Switch each "password" in the records below to "passcode" and write out all the records again with nothing else changed.

── DATASET RECORDS ──

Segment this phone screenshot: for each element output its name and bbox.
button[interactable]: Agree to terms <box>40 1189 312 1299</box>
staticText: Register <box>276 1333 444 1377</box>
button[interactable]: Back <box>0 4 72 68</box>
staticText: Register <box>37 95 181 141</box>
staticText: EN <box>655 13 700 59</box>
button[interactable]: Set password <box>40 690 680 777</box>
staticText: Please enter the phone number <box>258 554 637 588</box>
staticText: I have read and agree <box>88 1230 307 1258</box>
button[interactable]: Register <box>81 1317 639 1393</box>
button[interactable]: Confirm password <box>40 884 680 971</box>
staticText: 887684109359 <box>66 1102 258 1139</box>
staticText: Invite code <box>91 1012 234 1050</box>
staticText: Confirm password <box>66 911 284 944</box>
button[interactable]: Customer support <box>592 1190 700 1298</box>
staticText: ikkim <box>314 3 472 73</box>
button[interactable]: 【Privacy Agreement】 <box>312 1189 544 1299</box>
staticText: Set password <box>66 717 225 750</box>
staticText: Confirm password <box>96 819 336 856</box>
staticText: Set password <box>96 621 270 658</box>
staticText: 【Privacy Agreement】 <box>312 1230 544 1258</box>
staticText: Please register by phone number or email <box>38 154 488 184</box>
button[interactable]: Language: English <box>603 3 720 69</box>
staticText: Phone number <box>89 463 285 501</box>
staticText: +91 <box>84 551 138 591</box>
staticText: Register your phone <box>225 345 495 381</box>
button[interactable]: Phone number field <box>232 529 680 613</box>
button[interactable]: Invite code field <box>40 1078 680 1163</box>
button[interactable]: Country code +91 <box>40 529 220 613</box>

───

**RESULT OF THIS TASK:**
Segment this phone screenshot: for each element output its name and bbox.
button[interactable]: Agree to terms <box>40 1189 312 1299</box>
staticText: Register <box>276 1333 444 1377</box>
button[interactable]: Back <box>0 4 72 68</box>
staticText: Register <box>37 95 181 141</box>
staticText: EN <box>655 13 700 59</box>
button[interactable]: Set passcode <box>40 690 680 777</box>
staticText: Please enter the phone number <box>258 554 637 588</box>
staticText: I have read and agree <box>88 1230 307 1258</box>
button[interactable]: Register <box>81 1317 639 1393</box>
button[interactable]: Confirm passcode <box>40 884 680 971</box>
staticText: 887684109359 <box>66 1102 258 1139</box>
staticText: Invite code <box>91 1012 234 1050</box>
staticText: Confirm passcode <box>66 911 284 944</box>
button[interactable]: Customer support <box>592 1190 700 1298</box>
staticText: ikkim <box>314 3 472 73</box>
button[interactable]: 【Privacy Agreement】 <box>312 1189 544 1299</box>
staticText: Set passcode <box>66 717 225 750</box>
staticText: Confirm passcode <box>96 819 336 856</box>
staticText: Set passcode <box>96 621 270 658</box>
staticText: 【Privacy Agreement】 <box>312 1230 544 1258</box>
staticText: Please register by phone number or email <box>38 154 488 184</box>
button[interactable]: Language: English <box>603 3 720 69</box>
staticText: Phone number <box>89 463 285 501</box>
staticText: +91 <box>84 551 138 591</box>
staticText: Register your phone <box>225 345 495 381</box>
button[interactable]: Phone number field <box>232 529 680 613</box>
button[interactable]: Invite code field <box>40 1078 680 1163</box>
button[interactable]: Country code +91 <box>40 529 220 613</box>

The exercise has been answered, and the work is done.